[begin Exercise data]

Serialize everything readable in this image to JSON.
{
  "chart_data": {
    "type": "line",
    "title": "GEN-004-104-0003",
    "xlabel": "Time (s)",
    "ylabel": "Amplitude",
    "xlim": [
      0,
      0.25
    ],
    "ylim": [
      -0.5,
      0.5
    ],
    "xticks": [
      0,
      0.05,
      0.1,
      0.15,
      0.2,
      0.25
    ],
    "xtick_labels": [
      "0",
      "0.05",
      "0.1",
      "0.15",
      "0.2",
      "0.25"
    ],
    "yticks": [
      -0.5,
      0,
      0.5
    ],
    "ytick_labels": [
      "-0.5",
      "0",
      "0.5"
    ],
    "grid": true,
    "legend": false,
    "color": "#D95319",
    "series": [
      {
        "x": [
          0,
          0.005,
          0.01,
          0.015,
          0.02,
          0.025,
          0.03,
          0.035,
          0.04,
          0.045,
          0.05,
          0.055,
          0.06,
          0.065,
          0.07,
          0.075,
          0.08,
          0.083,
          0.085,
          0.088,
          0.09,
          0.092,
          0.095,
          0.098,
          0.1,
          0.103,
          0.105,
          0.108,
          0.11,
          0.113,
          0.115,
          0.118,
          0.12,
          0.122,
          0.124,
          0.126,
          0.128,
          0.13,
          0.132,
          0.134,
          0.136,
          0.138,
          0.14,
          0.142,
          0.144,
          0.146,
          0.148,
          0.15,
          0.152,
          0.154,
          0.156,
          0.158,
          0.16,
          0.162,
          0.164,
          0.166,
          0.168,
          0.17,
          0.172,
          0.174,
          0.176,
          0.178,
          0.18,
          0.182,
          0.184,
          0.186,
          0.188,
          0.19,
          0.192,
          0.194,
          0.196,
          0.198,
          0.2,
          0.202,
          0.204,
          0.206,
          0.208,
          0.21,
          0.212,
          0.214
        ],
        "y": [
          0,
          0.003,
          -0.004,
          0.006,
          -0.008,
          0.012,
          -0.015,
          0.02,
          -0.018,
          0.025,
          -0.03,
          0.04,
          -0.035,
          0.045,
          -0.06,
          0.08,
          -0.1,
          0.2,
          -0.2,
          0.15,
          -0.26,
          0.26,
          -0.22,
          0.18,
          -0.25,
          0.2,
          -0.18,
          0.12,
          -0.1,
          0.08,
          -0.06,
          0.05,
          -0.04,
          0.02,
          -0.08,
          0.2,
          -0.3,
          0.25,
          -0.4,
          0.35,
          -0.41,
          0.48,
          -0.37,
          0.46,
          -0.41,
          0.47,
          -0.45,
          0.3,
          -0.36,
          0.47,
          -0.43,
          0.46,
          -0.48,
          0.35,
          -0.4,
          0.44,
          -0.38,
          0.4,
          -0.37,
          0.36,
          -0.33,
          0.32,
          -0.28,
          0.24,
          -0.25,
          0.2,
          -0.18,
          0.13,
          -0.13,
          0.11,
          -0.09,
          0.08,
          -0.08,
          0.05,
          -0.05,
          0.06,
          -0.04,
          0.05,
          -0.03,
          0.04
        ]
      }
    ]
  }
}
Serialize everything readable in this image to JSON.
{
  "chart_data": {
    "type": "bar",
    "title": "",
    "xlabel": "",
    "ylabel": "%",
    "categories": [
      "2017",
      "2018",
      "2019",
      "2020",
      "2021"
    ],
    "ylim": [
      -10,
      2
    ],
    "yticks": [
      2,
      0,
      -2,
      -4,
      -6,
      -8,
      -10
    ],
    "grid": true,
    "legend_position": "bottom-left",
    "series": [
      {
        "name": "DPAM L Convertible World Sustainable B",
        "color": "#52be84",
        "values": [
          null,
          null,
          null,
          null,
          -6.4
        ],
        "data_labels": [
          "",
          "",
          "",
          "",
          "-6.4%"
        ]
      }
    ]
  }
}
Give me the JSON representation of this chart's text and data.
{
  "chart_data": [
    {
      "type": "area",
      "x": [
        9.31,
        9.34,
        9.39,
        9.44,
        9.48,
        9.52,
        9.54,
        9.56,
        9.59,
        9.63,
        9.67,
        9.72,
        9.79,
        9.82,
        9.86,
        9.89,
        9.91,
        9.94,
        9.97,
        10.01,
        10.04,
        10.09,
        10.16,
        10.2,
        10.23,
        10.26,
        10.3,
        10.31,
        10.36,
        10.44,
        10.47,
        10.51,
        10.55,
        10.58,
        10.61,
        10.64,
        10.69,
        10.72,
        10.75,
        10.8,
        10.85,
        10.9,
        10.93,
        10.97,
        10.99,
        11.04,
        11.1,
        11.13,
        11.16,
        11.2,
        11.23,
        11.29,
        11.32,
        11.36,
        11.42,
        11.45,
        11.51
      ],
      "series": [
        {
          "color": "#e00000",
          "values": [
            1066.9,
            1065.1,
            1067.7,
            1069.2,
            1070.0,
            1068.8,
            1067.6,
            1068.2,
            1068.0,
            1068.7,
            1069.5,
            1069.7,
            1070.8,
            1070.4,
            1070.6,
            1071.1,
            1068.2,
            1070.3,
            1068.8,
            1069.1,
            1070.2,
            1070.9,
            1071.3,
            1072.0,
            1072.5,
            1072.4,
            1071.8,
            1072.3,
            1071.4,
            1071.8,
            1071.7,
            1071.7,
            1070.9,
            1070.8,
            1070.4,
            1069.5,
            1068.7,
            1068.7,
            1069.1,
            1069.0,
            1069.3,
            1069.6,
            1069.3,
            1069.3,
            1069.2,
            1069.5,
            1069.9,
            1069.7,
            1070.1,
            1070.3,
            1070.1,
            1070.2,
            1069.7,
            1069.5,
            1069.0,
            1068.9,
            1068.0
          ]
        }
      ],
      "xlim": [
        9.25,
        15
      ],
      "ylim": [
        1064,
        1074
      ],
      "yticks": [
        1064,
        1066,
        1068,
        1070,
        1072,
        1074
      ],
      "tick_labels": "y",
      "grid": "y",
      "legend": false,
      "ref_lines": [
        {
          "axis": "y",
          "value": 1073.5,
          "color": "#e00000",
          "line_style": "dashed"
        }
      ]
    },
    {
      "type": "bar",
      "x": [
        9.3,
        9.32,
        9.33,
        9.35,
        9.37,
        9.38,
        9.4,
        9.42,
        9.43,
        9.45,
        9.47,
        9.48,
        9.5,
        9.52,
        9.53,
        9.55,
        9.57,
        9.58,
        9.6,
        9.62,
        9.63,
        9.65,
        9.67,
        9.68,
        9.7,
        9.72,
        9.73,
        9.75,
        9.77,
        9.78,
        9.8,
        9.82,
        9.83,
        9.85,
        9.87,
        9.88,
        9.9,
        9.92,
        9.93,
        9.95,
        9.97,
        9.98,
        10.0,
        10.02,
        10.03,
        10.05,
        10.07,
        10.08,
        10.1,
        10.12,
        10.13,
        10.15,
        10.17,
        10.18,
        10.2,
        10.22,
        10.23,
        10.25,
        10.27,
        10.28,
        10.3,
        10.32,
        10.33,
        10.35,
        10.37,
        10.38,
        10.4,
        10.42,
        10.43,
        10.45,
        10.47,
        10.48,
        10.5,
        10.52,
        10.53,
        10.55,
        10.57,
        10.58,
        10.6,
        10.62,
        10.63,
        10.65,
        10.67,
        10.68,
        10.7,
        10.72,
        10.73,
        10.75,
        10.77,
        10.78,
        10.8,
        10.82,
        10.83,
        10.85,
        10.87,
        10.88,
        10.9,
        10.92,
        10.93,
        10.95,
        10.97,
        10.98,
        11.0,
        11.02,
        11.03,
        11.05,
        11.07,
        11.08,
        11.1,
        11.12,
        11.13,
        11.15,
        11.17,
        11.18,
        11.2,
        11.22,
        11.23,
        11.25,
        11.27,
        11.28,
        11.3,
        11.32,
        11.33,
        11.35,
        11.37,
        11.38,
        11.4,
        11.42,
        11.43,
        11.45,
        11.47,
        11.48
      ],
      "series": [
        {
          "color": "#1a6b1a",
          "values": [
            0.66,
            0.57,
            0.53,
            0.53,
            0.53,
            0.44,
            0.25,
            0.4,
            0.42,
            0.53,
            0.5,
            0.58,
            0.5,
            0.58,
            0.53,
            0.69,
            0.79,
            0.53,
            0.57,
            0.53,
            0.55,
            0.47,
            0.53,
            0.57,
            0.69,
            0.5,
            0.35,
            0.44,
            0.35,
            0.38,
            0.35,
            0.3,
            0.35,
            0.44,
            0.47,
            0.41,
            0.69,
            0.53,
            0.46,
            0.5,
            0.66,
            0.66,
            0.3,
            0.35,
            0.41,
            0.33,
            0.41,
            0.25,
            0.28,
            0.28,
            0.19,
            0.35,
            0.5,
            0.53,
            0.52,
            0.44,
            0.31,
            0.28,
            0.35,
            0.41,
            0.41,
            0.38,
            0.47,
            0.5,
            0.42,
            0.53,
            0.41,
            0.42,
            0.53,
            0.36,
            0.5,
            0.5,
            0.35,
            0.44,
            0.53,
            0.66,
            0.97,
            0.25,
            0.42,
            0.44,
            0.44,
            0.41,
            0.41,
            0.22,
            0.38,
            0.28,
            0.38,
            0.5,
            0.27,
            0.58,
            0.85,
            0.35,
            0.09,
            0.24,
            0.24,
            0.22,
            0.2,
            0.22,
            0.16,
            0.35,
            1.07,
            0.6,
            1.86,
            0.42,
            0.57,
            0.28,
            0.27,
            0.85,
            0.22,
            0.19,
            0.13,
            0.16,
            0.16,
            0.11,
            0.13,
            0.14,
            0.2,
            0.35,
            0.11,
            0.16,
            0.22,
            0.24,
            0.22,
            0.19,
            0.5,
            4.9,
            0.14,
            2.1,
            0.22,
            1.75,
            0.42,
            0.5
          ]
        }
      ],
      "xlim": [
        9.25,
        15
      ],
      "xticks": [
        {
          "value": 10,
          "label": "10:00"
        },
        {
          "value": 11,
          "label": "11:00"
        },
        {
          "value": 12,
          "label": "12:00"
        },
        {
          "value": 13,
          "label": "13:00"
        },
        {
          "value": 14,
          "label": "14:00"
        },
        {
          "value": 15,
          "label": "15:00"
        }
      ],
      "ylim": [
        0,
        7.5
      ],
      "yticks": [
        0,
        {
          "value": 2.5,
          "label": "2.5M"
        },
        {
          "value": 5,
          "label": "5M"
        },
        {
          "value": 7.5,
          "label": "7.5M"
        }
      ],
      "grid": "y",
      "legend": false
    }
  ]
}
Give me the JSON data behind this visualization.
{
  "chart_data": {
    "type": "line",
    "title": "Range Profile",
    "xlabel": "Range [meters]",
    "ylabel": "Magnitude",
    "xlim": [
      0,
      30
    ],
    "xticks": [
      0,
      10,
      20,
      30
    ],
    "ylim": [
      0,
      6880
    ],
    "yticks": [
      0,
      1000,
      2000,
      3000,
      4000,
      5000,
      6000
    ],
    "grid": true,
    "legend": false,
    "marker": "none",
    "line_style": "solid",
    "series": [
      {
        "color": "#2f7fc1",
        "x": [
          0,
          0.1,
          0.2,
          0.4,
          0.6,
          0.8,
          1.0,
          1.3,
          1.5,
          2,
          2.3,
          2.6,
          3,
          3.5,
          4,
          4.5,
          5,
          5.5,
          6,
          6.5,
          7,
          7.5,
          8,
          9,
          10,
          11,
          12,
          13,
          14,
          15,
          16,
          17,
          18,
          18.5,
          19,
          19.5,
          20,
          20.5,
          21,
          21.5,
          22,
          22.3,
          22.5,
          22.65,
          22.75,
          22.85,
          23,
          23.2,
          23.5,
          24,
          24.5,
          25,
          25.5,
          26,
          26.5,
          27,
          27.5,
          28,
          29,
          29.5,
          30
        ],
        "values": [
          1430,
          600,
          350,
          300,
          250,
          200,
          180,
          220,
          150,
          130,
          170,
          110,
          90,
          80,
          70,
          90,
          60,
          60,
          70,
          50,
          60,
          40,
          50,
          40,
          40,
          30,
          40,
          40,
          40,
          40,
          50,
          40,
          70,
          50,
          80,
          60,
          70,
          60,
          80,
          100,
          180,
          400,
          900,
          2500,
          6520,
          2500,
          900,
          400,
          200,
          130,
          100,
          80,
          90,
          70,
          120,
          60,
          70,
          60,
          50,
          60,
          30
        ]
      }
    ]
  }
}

[end Exercise data]

Select every line above that contains the word "this", and copy it.

Serialize everything readable in this image to JSON.
Serialize everything readable in this image to JSON.
Give me the JSON representation of this chart's text and data.
Give me the JSON data behind this visualization.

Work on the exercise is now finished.